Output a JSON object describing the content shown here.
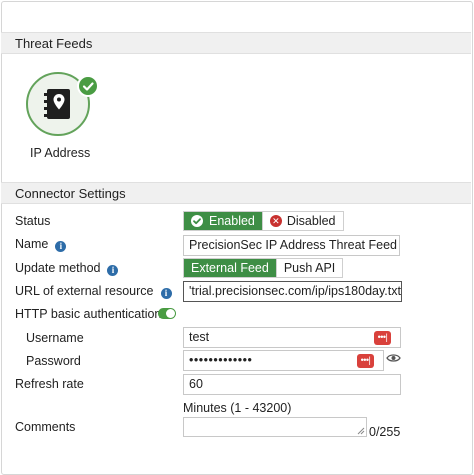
{
  "threat_feeds": {
    "section_title": "Threat Feeds",
    "card": {
      "label": "IP Address",
      "icon": "address-book-icon",
      "status_icon": "check-icon"
    }
  },
  "connector_settings": {
    "section_title": "Connector Settings",
    "status": {
      "label": "Status",
      "options": [
        "Enabled",
        "Disabled"
      ],
      "selected": "Enabled"
    },
    "name": {
      "label": "Name",
      "value": "PrecisionSec IP Address Threat Feed"
    },
    "update_method": {
      "label": "Update method",
      "options": [
        "External Feed",
        "Push API"
      ],
      "selected": "External Feed"
    },
    "url": {
      "label": "URL of external resource",
      "value": "'trial.precisionsec.com/ip/ips180day.txt"
    },
    "http_auth": {
      "label": "HTTP basic authentication",
      "enabled": true
    },
    "username": {
      "label": "Username",
      "value": "test",
      "key_button": "•••|"
    },
    "password": {
      "label": "Password",
      "value": "•••••••••••••",
      "key_button": "•••|",
      "reveal_icon": "eye-icon"
    },
    "refresh_rate": {
      "label": "Refresh rate",
      "value": "60",
      "hint": "Minutes (1 - 43200)"
    },
    "comments": {
      "label": "Comments",
      "value": "",
      "counter": "0/255"
    }
  },
  "colors": {
    "accent_green": "#3e8e45",
    "info_blue": "#2d6ca8",
    "danger_red": "#d9413c"
  }
}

● **PROBLEM**: Identify each line in the entries with the word "selected" and copy it.

● **SOLVED PROBLEM**:
      "selected": "Enabled"
      "selected": "External Feed"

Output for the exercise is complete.